* Stated goal:
Filter the entries and keep only the lines where the string "JSON" appears.
▬▬▬▬▬▬▬▬▬▬
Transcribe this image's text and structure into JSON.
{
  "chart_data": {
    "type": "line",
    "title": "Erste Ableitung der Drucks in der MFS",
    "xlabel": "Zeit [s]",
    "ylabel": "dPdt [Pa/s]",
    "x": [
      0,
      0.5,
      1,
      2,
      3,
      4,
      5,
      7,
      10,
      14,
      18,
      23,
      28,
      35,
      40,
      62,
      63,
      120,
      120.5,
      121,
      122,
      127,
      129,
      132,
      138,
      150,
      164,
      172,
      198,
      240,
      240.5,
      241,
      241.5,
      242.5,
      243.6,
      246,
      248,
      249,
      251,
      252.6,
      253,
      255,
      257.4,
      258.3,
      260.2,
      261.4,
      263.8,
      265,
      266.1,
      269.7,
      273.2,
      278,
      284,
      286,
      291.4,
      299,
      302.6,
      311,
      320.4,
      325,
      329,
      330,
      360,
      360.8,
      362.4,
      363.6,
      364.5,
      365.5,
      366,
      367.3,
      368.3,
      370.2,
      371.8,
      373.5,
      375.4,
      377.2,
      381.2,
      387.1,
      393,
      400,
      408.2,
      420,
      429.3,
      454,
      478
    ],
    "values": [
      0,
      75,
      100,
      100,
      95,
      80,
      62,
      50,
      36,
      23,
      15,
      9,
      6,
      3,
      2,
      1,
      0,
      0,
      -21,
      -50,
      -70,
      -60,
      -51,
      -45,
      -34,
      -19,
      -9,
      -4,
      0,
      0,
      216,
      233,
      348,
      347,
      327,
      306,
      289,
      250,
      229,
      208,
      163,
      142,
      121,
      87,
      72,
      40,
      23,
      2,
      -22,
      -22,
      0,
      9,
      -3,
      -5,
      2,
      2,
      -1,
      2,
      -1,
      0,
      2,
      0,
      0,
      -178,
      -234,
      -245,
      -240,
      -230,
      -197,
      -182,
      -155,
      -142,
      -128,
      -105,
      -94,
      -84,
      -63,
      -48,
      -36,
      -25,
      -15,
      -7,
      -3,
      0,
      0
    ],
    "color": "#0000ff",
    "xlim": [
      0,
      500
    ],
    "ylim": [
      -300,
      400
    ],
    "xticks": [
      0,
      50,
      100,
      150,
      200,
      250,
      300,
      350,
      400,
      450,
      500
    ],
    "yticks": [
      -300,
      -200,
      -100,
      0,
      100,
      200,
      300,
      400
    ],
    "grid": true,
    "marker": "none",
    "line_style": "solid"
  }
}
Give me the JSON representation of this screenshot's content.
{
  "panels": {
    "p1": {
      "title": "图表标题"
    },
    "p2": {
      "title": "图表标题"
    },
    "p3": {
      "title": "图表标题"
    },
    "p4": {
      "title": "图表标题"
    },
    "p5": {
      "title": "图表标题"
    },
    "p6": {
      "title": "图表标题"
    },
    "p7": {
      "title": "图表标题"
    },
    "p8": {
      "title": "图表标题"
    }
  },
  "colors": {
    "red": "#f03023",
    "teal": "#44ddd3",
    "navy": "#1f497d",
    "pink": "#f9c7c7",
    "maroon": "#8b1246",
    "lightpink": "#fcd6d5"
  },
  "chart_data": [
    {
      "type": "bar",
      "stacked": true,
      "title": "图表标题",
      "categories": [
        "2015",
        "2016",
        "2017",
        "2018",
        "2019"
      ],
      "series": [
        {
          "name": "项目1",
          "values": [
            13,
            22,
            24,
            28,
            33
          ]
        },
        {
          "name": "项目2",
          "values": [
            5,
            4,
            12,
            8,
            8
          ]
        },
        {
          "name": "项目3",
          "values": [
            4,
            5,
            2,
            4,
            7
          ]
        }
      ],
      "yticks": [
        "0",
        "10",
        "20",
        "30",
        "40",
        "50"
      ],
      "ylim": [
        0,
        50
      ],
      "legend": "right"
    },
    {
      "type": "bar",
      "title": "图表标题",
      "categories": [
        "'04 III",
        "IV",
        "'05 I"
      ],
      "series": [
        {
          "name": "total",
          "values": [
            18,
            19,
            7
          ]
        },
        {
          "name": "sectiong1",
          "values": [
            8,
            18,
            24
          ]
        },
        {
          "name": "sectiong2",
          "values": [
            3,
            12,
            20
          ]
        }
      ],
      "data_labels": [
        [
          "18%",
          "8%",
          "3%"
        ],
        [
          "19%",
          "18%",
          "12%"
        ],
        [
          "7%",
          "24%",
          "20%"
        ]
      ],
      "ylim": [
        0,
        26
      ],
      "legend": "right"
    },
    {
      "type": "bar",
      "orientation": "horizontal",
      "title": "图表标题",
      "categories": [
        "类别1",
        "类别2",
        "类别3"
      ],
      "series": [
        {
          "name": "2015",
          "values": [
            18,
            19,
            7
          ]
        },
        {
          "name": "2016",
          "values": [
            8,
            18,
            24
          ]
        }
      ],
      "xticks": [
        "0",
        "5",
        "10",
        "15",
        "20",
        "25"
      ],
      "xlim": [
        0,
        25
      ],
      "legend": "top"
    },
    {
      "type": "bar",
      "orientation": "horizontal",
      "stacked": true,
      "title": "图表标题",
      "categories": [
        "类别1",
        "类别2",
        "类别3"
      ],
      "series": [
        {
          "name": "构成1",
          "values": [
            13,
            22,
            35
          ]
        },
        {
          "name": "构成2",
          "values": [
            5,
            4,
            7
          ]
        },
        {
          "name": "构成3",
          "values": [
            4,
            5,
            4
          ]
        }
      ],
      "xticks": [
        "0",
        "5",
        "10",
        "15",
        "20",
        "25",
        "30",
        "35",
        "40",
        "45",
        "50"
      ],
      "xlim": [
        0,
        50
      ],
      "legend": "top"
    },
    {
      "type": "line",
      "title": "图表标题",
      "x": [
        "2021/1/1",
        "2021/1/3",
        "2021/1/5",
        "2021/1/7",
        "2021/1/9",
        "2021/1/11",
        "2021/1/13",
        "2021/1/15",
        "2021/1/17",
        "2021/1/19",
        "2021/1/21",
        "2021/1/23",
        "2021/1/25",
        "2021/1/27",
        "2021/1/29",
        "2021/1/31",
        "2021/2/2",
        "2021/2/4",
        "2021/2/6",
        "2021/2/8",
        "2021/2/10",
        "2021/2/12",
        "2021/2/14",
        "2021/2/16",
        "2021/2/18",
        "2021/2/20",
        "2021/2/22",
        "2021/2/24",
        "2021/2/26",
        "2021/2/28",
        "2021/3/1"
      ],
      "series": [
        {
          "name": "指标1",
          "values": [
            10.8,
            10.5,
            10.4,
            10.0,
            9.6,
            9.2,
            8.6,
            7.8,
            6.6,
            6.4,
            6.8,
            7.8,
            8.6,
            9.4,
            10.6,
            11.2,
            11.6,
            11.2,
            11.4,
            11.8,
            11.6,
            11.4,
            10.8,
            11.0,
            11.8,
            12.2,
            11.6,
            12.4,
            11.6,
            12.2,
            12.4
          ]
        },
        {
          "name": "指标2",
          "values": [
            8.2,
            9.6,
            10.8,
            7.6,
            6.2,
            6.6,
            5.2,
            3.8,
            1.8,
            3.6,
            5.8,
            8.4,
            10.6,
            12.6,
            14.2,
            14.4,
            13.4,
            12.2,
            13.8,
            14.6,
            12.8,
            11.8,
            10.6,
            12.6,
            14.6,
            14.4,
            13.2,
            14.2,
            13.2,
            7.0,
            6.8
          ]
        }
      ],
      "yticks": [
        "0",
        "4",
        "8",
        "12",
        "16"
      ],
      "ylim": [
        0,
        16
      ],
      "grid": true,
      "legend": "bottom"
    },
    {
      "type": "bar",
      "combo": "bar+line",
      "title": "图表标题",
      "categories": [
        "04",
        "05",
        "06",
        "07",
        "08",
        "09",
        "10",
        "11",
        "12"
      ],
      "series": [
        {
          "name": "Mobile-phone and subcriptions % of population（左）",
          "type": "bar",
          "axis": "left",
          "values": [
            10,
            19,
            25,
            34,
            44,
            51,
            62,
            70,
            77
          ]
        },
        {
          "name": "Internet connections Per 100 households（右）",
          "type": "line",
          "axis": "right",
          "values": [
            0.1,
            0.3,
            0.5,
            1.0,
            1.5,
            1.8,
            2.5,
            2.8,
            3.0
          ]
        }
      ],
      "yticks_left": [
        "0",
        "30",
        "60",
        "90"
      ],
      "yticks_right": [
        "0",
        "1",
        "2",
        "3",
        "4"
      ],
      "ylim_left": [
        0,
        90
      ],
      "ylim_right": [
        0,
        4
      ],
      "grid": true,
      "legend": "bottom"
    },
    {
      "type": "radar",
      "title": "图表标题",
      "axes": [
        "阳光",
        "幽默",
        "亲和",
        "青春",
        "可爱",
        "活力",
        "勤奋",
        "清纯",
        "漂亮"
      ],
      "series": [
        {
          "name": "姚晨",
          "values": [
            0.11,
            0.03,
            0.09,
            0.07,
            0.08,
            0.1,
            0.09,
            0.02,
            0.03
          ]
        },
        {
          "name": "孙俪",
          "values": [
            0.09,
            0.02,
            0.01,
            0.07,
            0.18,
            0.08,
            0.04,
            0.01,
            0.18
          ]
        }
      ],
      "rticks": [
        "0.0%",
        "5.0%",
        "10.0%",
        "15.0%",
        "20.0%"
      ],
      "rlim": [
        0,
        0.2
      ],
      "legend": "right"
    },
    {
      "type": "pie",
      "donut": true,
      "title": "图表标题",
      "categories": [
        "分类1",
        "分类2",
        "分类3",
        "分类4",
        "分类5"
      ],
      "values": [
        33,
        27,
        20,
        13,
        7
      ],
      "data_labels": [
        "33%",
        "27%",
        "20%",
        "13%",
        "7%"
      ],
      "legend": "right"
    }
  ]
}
▬▬▬▬▬▬▬▬▬▬
* The result:
Transcribe this image's text and structure into JSON.
Give me the JSON representation of this screenshot's content.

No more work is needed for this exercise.